** START OF Extract **

A friend who owns a restaurant gets these calls at least once a week asking to cater a meal,trying to use multiple credit cards. Often out of state, the last one asked for 200 meals, she caught on early that it was the same scam and said they did not cater less than 500 meals. The person agreed no problem. Getting the police involved did little good. They often pose as deaf people using a operator service as a go between.

Major scam..... Prey on knowing we need the money...


----------



## threeplusme (May 5, 2012)

Yep, this is a scam. I have also received several of these emails and even a phone call.


----------



## jsf (Aug 4, 2009)

It's a SCAM!


----------



## binki (Jul 16, 2006)

*SCAM!!!!!!!!!!!!!!!!!!!!*


----------



## simpex (Jun 26, 2008)

I got a request for 500 blanks I dont sell blanks and because I read this forum very frequently I know this is a fake . I will not reply. Sam


----------



## binki (Jul 16, 2006)

Here is how the scam works. They order some bulk something that doesn't make any sense at all. Then they over pay you with a check or credit card and ask you to either send the balance back to them or to use the balance to pay a shipper they specify. That is the hook. The credit card is stolen or the check is a fake and the shipper they use is really them. So you pay them with your credit card (which they steal) and the check bounces or the credit card comes back in a week as stolen and you are stuck with a bunch of inventory that you can't sell plus a charge-back or NSF fees and you lost the shipping money and your credit card number is stolen. 

cute huh?


----------

** END OF Extract **

Problems and tasks -
1. Reproduce the passage of the scam thread starting with "A friend who" and going on through "a go between.".
2. Summarize the scam thread in two sentences.
3. Name each username that appears in a post header of the scam thread, listing each one only once.

** START OF Data excerpt **

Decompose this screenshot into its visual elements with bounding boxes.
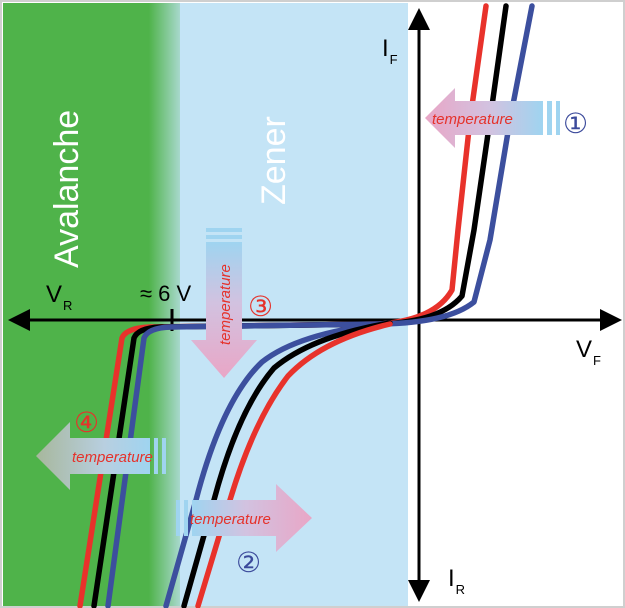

** END OF Data excerpt **

Outputs -
1.
A friend who owns a restaurant gets these calls at least once a week asking to cater a meal,trying to use multiple credit cards. Often out of state, the last one asked for 200 meals, she caught on early that it was the same scam and said they did not cater less than 500 meals. The person agreed no problem. Getting the police involved did little good. They often pose as deaf people using a operator service as a go between.

2. Forum members agree that odd bulk-order requests, like a restaurant being asked to cater meals paid with multiple credit cards, are a scam. One poster explains that the scammer overpays with a stolen card or fake check and asks the seller to send the balance to a shipper who is really the scammer, leaving the seller with unsellable inventory, fees, lost shipping money and a stolen card number.

3.
threeplusme
jsf
binki
simpex